Extracts from a graphics dataset
>> start
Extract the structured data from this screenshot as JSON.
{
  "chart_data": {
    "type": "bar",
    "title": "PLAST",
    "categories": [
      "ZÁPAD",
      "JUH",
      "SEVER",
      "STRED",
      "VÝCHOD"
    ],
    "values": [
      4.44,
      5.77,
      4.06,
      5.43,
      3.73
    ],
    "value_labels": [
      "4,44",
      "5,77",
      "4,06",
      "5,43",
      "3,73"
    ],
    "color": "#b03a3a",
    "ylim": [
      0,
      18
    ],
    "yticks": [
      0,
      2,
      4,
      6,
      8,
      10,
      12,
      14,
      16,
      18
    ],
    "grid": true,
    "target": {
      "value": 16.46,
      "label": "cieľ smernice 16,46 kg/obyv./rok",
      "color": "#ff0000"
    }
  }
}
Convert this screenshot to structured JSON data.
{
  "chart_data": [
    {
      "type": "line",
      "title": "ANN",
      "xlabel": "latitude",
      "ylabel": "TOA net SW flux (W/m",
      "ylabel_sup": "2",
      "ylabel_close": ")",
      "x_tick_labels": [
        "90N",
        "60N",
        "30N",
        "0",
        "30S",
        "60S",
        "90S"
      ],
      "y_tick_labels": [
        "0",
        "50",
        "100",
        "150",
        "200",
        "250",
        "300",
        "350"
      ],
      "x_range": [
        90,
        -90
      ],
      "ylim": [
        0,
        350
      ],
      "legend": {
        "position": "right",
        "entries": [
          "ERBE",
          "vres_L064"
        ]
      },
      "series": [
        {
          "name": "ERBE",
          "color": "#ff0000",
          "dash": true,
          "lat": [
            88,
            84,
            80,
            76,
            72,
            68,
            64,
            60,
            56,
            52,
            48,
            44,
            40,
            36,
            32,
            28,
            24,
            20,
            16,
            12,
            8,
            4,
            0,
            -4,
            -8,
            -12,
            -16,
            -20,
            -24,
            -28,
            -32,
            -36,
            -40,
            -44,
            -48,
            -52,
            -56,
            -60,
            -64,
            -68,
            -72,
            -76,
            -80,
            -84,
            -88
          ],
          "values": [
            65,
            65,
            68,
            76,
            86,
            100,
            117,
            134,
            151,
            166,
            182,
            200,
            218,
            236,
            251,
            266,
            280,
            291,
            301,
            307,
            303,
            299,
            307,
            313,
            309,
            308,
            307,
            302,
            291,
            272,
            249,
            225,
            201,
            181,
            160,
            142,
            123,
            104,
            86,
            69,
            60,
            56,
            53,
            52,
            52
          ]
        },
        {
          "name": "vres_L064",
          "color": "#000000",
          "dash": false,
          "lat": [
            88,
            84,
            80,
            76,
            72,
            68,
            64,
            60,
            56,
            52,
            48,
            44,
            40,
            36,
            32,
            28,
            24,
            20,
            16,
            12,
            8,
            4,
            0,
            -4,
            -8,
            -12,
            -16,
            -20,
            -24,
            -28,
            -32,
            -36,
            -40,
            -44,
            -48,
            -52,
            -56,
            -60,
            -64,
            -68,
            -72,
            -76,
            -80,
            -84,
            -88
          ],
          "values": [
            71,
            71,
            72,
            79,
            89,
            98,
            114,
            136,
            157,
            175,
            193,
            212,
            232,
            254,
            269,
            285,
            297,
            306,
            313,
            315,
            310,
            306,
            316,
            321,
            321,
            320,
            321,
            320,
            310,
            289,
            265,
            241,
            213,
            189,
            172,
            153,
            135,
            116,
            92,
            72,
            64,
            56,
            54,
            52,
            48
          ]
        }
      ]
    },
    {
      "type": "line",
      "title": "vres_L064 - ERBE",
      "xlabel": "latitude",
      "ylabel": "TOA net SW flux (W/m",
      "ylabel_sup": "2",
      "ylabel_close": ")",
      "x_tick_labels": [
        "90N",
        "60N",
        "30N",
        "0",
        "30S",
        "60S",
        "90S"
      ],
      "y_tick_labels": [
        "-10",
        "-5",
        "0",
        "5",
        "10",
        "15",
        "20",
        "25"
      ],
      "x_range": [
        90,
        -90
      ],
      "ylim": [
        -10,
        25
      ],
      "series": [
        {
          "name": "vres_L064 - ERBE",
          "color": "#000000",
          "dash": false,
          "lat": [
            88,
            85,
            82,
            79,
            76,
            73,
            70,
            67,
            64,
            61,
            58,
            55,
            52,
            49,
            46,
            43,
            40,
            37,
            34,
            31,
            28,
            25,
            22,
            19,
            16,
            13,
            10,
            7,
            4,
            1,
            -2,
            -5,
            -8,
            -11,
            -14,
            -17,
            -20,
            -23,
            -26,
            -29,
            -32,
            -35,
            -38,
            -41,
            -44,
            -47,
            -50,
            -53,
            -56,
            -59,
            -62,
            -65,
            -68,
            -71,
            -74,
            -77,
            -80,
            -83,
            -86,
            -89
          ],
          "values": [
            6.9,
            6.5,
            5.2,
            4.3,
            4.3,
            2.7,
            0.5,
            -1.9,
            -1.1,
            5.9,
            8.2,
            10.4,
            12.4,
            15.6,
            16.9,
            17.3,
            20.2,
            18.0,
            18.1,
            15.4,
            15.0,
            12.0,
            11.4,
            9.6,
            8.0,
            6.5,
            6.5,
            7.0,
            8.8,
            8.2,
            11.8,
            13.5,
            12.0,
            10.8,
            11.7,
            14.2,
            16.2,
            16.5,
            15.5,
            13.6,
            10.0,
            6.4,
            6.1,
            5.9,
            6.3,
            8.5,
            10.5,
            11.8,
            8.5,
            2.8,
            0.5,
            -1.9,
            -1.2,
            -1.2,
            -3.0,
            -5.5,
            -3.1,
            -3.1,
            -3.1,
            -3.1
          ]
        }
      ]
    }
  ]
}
>> end
▸ **WRITTEN INSTRUCTION**
Retype the listing above in full, with no alterations.

▸ **TASK ANSWER**
Extract the structured data from this screenshot as JSON.
{
  "chart_data": {
    "type": "bar",
    "title": "PLAST",
    "categories": [
      "ZÁPAD",
      "JUH",
      "SEVER",
      "STRED",
      "VÝCHOD"
    ],
    "values": [
      4.44,
      5.77,
      4.06,
      5.43,
      3.73
    ],
    "value_labels": [
      "4,44",
      "5,77",
      "4,06",
      "5,43",
      "3,73"
    ],
    "color": "#b03a3a",
    "ylim": [
      0,
      18
    ],
    "yticks": [
      0,
      2,
      4,
      6,
      8,
      10,
      12,
      14,
      16,
      18
    ],
    "grid": true,
    "target": {
      "value": 16.46,
      "label": "cieľ smernice 16,46 kg/obyv./rok",
      "color": "#ff0000"
    }
  }
}
Convert this screenshot to structured JSON data.
{
  "chart_data": [
    {
      "type": "line",
      "title": "ANN",
      "xlabel": "latitude",
      "ylabel": "TOA net SW flux (W/m",
      "ylabel_sup": "2",
      "ylabel_close": ")",
      "x_tick_labels": [
        "90N",
        "60N",
        "30N",
        "0",
        "30S",
        "60S",
        "90S"
      ],
      "y_tick_labels": [
        "0",
        "50",
        "100",
        "150",
        "200",
        "250",
        "300",
        "350"
      ],
      "x_range": [
        90,
        -90
      ],
      "ylim": [
        0,
        350
      ],
      "legend": {
        "position": "right",
        "entries": [
          "ERBE",
          "vres_L064"
        ]
      },
      "series": [
        {
          "name": "ERBE",
          "color": "#ff0000",
          "dash": true,
          "lat": [
            88,
            84,
            80,
            76,
            72,
            68,
            64,
            60,
            56,
            52,
            48,
            44,
            40,
            36,
            32,
            28,
            24,
            20,
            16,
            12,
            8,
            4,
            0,
            -4,
            -8,
            -12,
            -16,
            -20,
            -24,
            -28,
            -32,
            -36,
            -40,
            -44,
            -48,
            -52,
            -56,
            -60,
            -64,
            -68,
            -72,
            -76,
            -80,
            -84,
            -88
          ],
          "values": [
            65,
            65,
            68,
            76,
            86,
            100,
            117,
            134,
            151,
            166,
            182,
            200,
            218,
            236,
            251,
            266,
            280,
            291,
            301,
            307,
            303,
            299,
            307,
            313,
            309,
            308,
            307,
            302,
            291,
            272,
            249,
            225,
            201,
            181,
            160,
            142,
            123,
            104,
            86,
            69,
            60,
            56,
            53,
            52,
            52
          ]
        },
        {
          "name": "vres_L064",
          "color": "#000000",
          "dash": false,
          "lat": [
            88,
            84,
            80,
            76,
            72,
            68,
            64,
            60,
            56,
            52,
            48,
            44,
            40,
            36,
            32,
            28,
            24,
            20,
            16,
            12,
            8,
            4,
            0,
            -4,
            -8,
            -12,
            -16,
            -20,
            -24,
            -28,
            -32,
            -36,
            -40,
            -44,
            -48,
            -52,
            -56,
            -60,
            -64,
            -68,
            -72,
            -76,
            -80,
            -84,
            -88
          ],
          "values": [
            71,
            71,
            72,
            79,
            89,
            98,
            114,
            136,
            157,
            175,
            193,
            212,
            232,
            254,
            269,
            285,
            297,
            306,
            313,
            315,
            310,
            306,
            316,
            321,
            321,
            320,
            321,
            320,
            310,
            289,
            265,
            241,
            213,
            189,
            172,
            153,
            135,
            116,
            92,
            72,
            64,
            56,
            54,
            52,
            48
          ]
        }
      ]
    },
    {
      "type": "line",
      "title": "vres_L064 - ERBE",
      "xlabel": "latitude",
      "ylabel": "TOA net SW flux (W/m",
      "ylabel_sup": "2",
      "ylabel_close": ")",
      "x_tick_labels": [
        "90N",
        "60N",
        "30N",
        "0",
        "30S",
        "60S",
        "90S"
      ],
      "y_tick_labels": [
        "-10",
        "-5",
        "0",
        "5",
        "10",
        "15",
        "20",
        "25"
      ],
      "x_range": [
        90,
        -90
      ],
      "ylim": [
        -10,
        25
      ],
      "series": [
        {
          "name": "vres_L064 - ERBE",
          "color": "#000000",
          "dash": false,
          "lat": [
            88,
            85,
            82,
            79,
            76,
            73,
            70,
            67,
            64,
            61,
            58,
            55,
            52,
            49,
            46,
            43,
            40,
            37,
            34,
            31,
            28,
            25,
            22,
            19,
            16,
            13,
            10,
            7,
            4,
            1,
            -2,
            -5,
            -8,
            -11,
            -14,
            -17,
            -20,
            -23,
            -26,
            -29,
            -32,
            -35,
            -38,
            -41,
            -44,
            -47,
            -50,
            -53,
            -56,
            -59,
            -62,
            -65,
            -68,
            -71,
            -74,
            -77,
            -80,
            -83,
            -86,
            -89
          ],
          "values": [
            6.9,
            6.5,
            5.2,
            4.3,
            4.3,
            2.7,
            0.5,
            -1.9,
            -1.1,
            5.9,
            8.2,
            10.4,
            12.4,
            15.6,
            16.9,
            17.3,
            20.2,
            18.0,
            18.1,
            15.4,
            15.0,
            12.0,
            11.4,
            9.6,
            8.0,
            6.5,
            6.5,
            7.0,
            8.8,
            8.2,
            11.8,
            13.5,
            12.0,
            10.8,
            11.7,
            14.2,
            16.2,
            16.5,
            15.5,
            13.6,
            10.0,
            6.4,
            6.1,
            5.9,
            6.3,
            8.5,
            10.5,
            11.8,
            8.5,
            2.8,
            0.5,
            -1.9,
            -1.2,
            -1.2,
            -3.0,
            -5.5,
            -3.1,
            -3.1,
            -3.1,
            -3.1
          ]
        }
      ]
    }
  ]
}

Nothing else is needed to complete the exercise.